● **Exercise prompt**
Give the listing again character for character, but drop the images.

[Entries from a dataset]
====

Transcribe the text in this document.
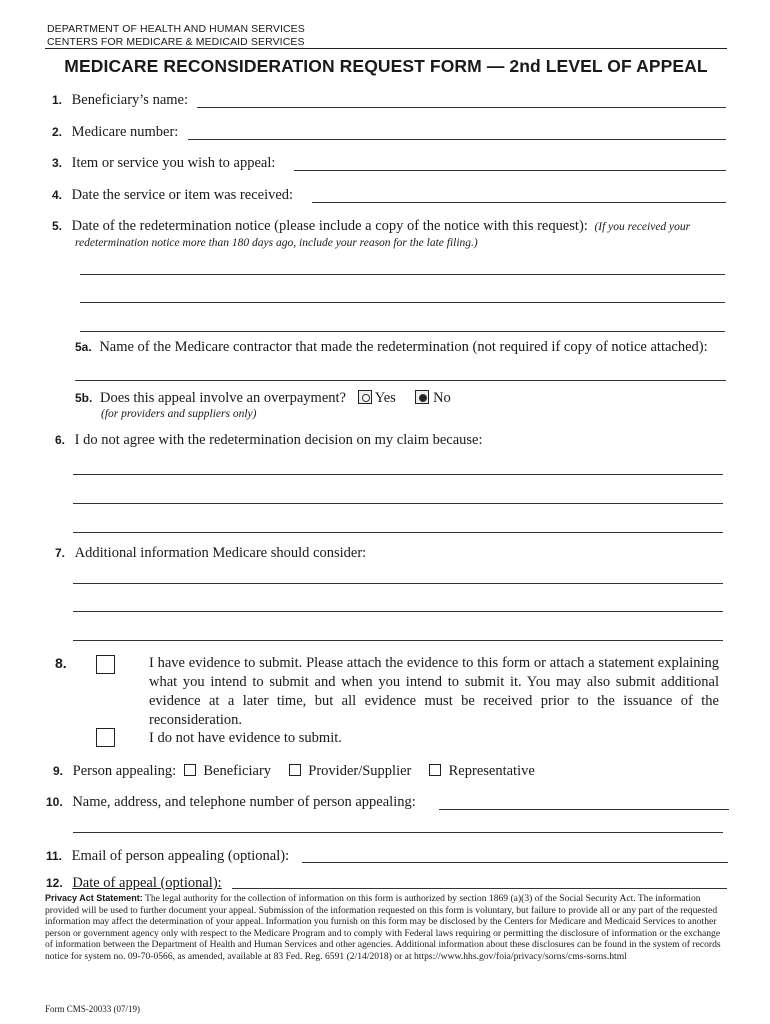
DEPARTMENT OF HEALTH AND HUMAN SERVICES
CENTERS FOR MEDICARE & MEDICAID SERVICES
MEDICARE RECONSIDERATION REQUEST FORM — 2nd LEVEL OF APPEAL
1. Beneficiary’s name:
2. Medicare number:
3. Item or service you wish to appeal:
4. Date the service or item was received:
5. Date of the redetermination notice (please include a copy of the notice with this request): (If you received your
redetermination notice more than 180 days ago, include your reason for the late filing.)
5a. Name of the Medicare contractor that made the redetermination (not required if copy of notice attached):
5b. Does this appeal involve an overpayment? Yes	No
(for providers and suppliers only)
6. I do not agree with the redetermination decision on my claim because:
7. Additional information Medicare should consider:
8.	I have evidence to submit. Please attach the evidence to this form or attach a statement explaining what you intend to submit and when you intend to submit it. You may also submit additional evidence at a later time, but all evidence must be received prior to the issuance of the reconsideration.
I do not have evidence to submit.
9. Person appealing: Beneficiary	Provider/Supplier	Representative
10. Name, address, and telephone number of person appealing:
11. Email of person appealing (optional):
12. Date of appeal (optional):
Privacy Act Statement: The legal authority for the collection of information on this form is authorized by section 1869 (a)(3) of the Social Security Act. The information provided will be used to further document your appeal. Submission of the information requested on this form is voluntary, but failure to provide all or any part of the requested information may affect the determination of your appeal. Information you furnish on this form may be disclosed by the Centers for Medicare and Medicaid Services to another person or government agency only with respect to the Medicare Program and to comply with Federal laws requiring or permitting the disclosure of information or the exchange of information between the Department of Health and Human Services and other agencies. Additional information about these disclosures can be found in the system of records notice for system no. 09-70-0566, as amended, available at 83 Fed. Reg. 6591 (2/14/2018) or at https://www.hhs.gov/foia/privacy/sorns/cms-sorns.html
Form CMS-20033 (07/19)
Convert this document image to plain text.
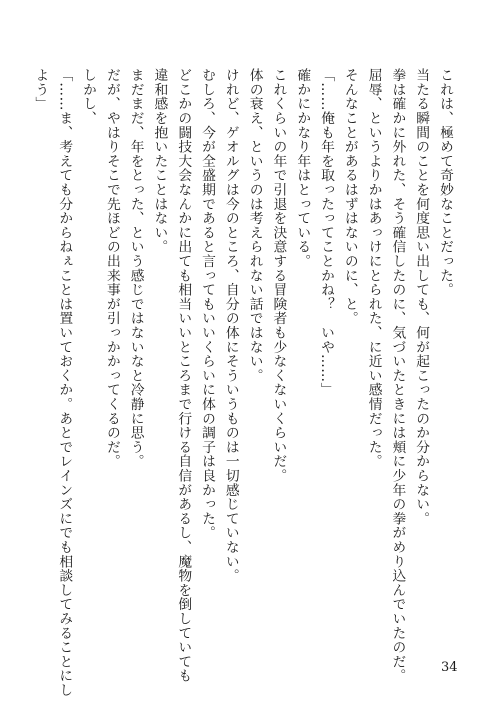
これは、極めて奇妙なことだった。
当たる瞬間のことを何度思い出しても、何が起こったのか分からない。
拳は確かに外れた、そう確信したのに、気づいたときには頬に少年の拳がめり込んでいたのだ。
屈辱、というよりかはあっけにとられた、に近い感情だった。
そんなことがあるはずはないのに、と。
「……俺も年を取ったってことかね？　いや……」
確かにかなり年はとっている。
これくらいの年で引退を決意する冒険者も少なくないくらいだ。
体の衰え、というのは考えられない話ではない。
けれど、ゲオルグは今のところ、自分の体にそういうものは一切感じていない。
むしろ、今が全盛期であると言ってもいいくらいに体の調子は良かった。
どこかの闘技大会なんかに出ても相当いいところまで行ける自信があるし、魔物を倒していても
違和感を抱いたことはない。
まだまだ、年をとった、という感じではないなと冷静に思う。
だが、やはりそこで先ほどの出来事が引っかかってくるのだ。
しかし、
「……ま、考えても分からねぇことは置いておくか。あとでレインズにでも相談してみることにし
よう」
34
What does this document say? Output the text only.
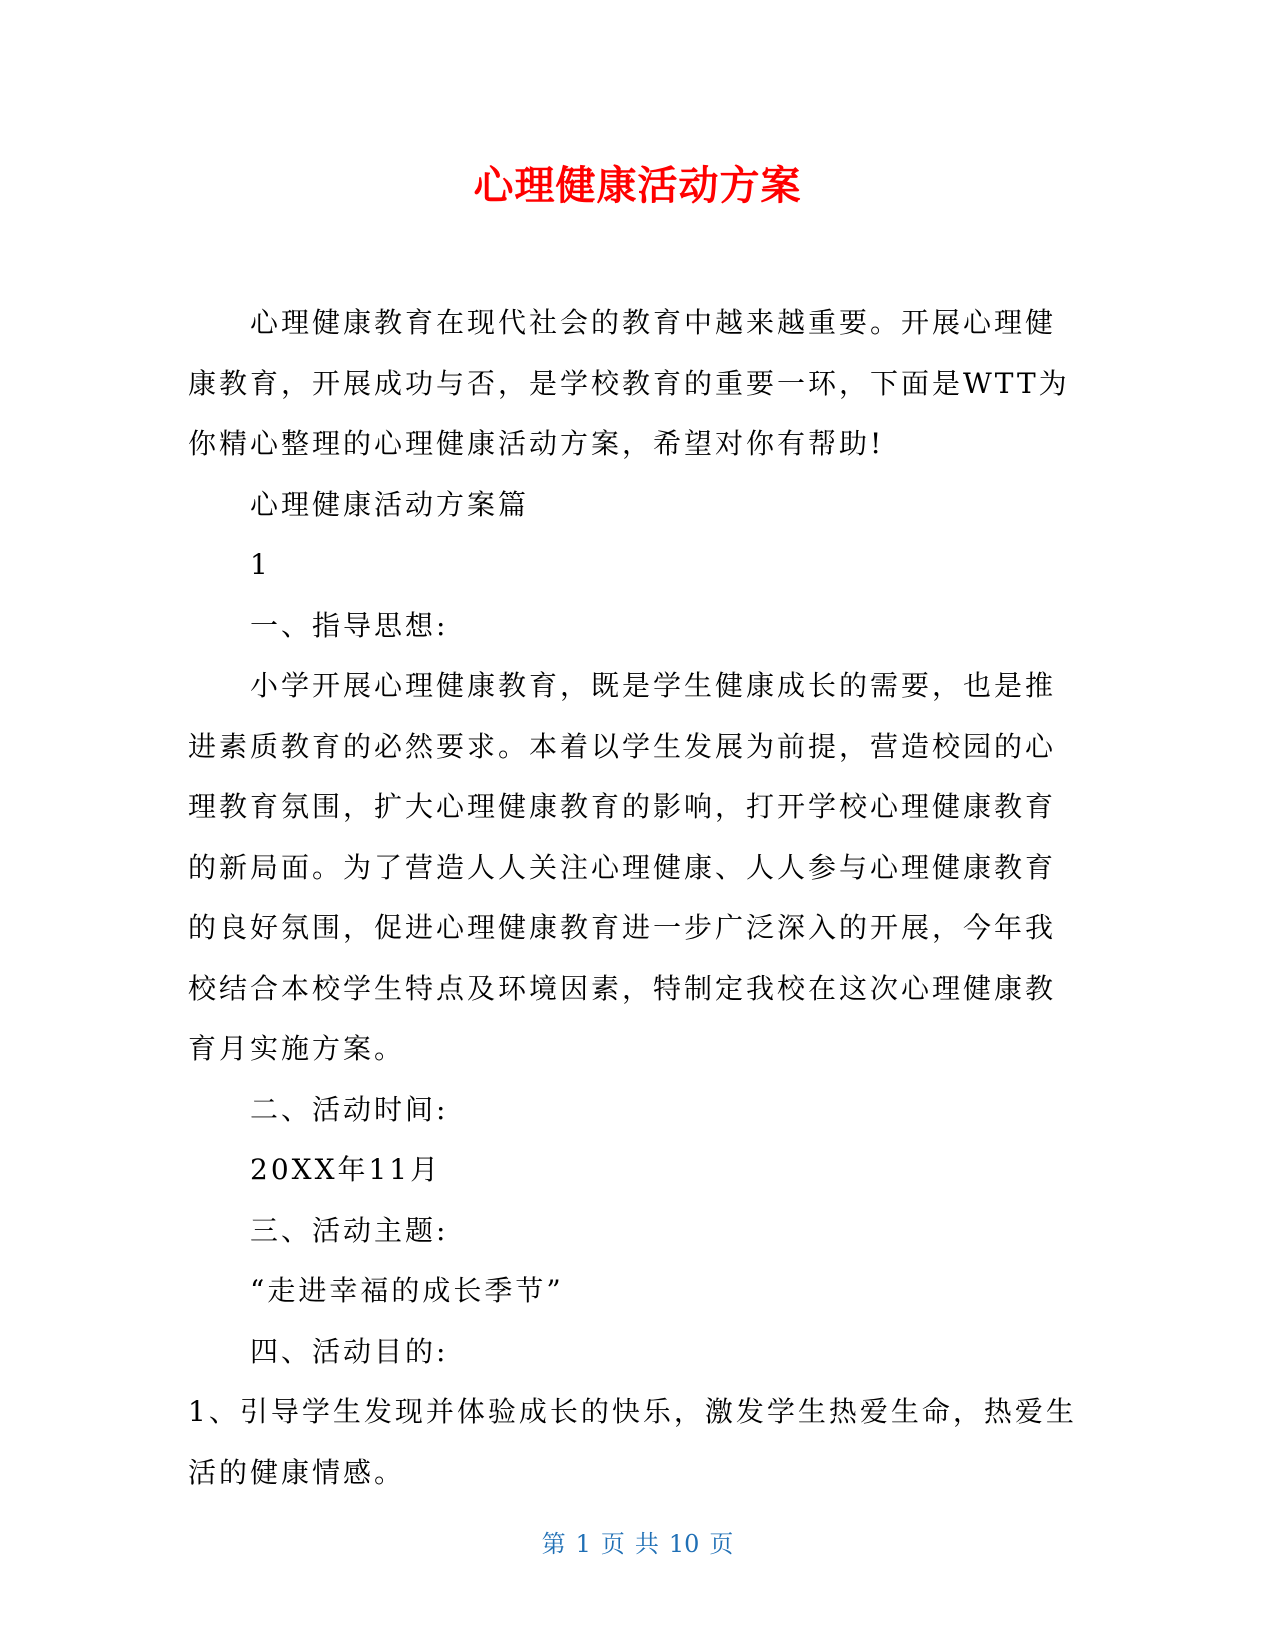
心理健康活动方案

心理健康教育在现代社会的教育中越来越重要。开展心理健康教育，开展成功与否，是学校教育的重要一环，下面是WTT为你精心整理的心理健康活动方案，希望对你有帮助!

心理健康活动方案篇

1

一、指导思想:

小学开展心理健康教育，既是学生健康成长的需要，也是推进素质教育的必然要求。本着以学生发展为前提，营造校园的心理教育氛围，扩大心理健康教育的影响，打开学校心理健康教育的新局面。为了营造人人关注心理健康、人人参与心理健康教育的良好氛围，促进心理健康教育进一步广泛深入的开展，今年我校结合本校学生特点及环境因素，特制定我校在这次心理健康教育月实施方案。

二、活动时间:

20XX年11月

三、活动主题:

“走进幸福的成长季节”

四、活动目的:

1、引导学生发现并体验成长的快乐，激发学生热爱生命，热爱生活的健康情感。

第 1 页 共 10 页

====

● **Exercise result**
Transcribe the text in this document.
DEPARTMENT OF HEALTH AND HUMAN SERVICES
CENTERS FOR MEDICARE & MEDICAID SERVICES
MEDICARE RECONSIDERATION REQUEST FORM — 2nd LEVEL OF APPEAL
1. Beneficiary’s name:
2. Medicare number:
3. Item or service you wish to appeal:
4. Date the service or item was received:
5. Date of the redetermination notice (please include a copy of the notice with this request): (If you received your
redetermination notice more than 180 days ago, include your reason for the late filing.)
5a. Name of the Medicare contractor that made the redetermination (not required if copy of notice attached):
5b. Does this appeal involve an overpayment? Yes	No
(for providers and suppliers only)
6. I do not agree with the redetermination decision on my claim because:
7. Additional information Medicare should consider:
8.	I have evidence to submit. Please attach the evidence to this form or attach a statement explaining what you intend to submit and when you intend to submit it. You may also submit additional evidence at a later time, but all evidence must be received prior to the issuance of the reconsideration.
I do not have evidence to submit.
9. Person appealing: Beneficiary	Provider/Supplier	Representative
10. Name, address, and telephone number of person appealing:
11. Email of person appealing (optional):
12. Date of appeal (optional):
Privacy Act Statement: The legal authority for the collection of information on this form is authorized by section 1869 (a)(3) of the Social Security Act. The information provided will be used to further document your appeal. Submission of the information requested on this form is voluntary, but failure to provide all or any part of the requested information may affect the determination of your appeal. Information you furnish on this form may be disclosed by the Centers for Medicare and Medicaid Services to another person or government agency only with respect to the Medicare Program and to comply with Federal laws requiring or permitting the disclosure of information or the exchange of information between the Department of Health and Human Services and other agencies. Additional information about these disclosures can be found in the system of records notice for system no. 09-70-0566, as amended, available at 83 Fed. Reg. 6591 (2/14/2018) or at https://www.hhs.gov/foia/privacy/sorns/cms-sorns.html
Form CMS-20033 (07/19)
Convert this document image to plain text.
これは、極めて奇妙なことだった。
当たる瞬間のことを何度思い出しても、何が起こったのか分からない。
拳は確かに外れた、そう確信したのに、気づいたときには頬に少年の拳がめり込んでいたのだ。
屈辱、というよりかはあっけにとられた、に近い感情だった。
そんなことがあるはずはないのに、と。
「……俺も年を取ったってことかね？　いや……」
確かにかなり年はとっている。
これくらいの年で引退を決意する冒険者も少なくないくらいだ。
体の衰え、というのは考えられない話ではない。
けれど、ゲオルグは今のところ、自分の体にそういうものは一切感じていない。
むしろ、今が全盛期であると言ってもいいくらいに体の調子は良かった。
どこかの闘技大会なんかに出ても相当いいところまで行ける自信があるし、魔物を倒していても
違和感を抱いたことはない。
まだまだ、年をとった、という感じではないなと冷静に思う。
だが、やはりそこで先ほどの出来事が引っかかってくるのだ。
しかし、
「……ま、考えても分からねぇことは置いておくか。あとでレインズにでも相談してみることにし
よう」
34
What does this document say? Output the text only.
心理健康活动方案

心理健康教育在现代社会的教育中越来越重要。开展心理健康教育，开展成功与否，是学校教育的重要一环，下面是WTT为你精心整理的心理健康活动方案，希望对你有帮助!

心理健康活动方案篇

1

一、指导思想:

小学开展心理健康教育，既是学生健康成长的需要，也是推进素质教育的必然要求。本着以学生发展为前提，营造校园的心理教育氛围，扩大心理健康教育的影响，打开学校心理健康教育的新局面。为了营造人人关注心理健康、人人参与心理健康教育的良好氛围，促进心理健康教育进一步广泛深入的开展，今年我校结合本校学生特点及环境因素，特制定我校在这次心理健康教育月实施方案。

二、活动时间:

20XX年11月

三、活动主题:

“走进幸福的成长季节”

四、活动目的:

1、引导学生发现并体验成长的快乐，激发学生热爱生命，热爱生活的健康情感。

第 1 页 共 10 页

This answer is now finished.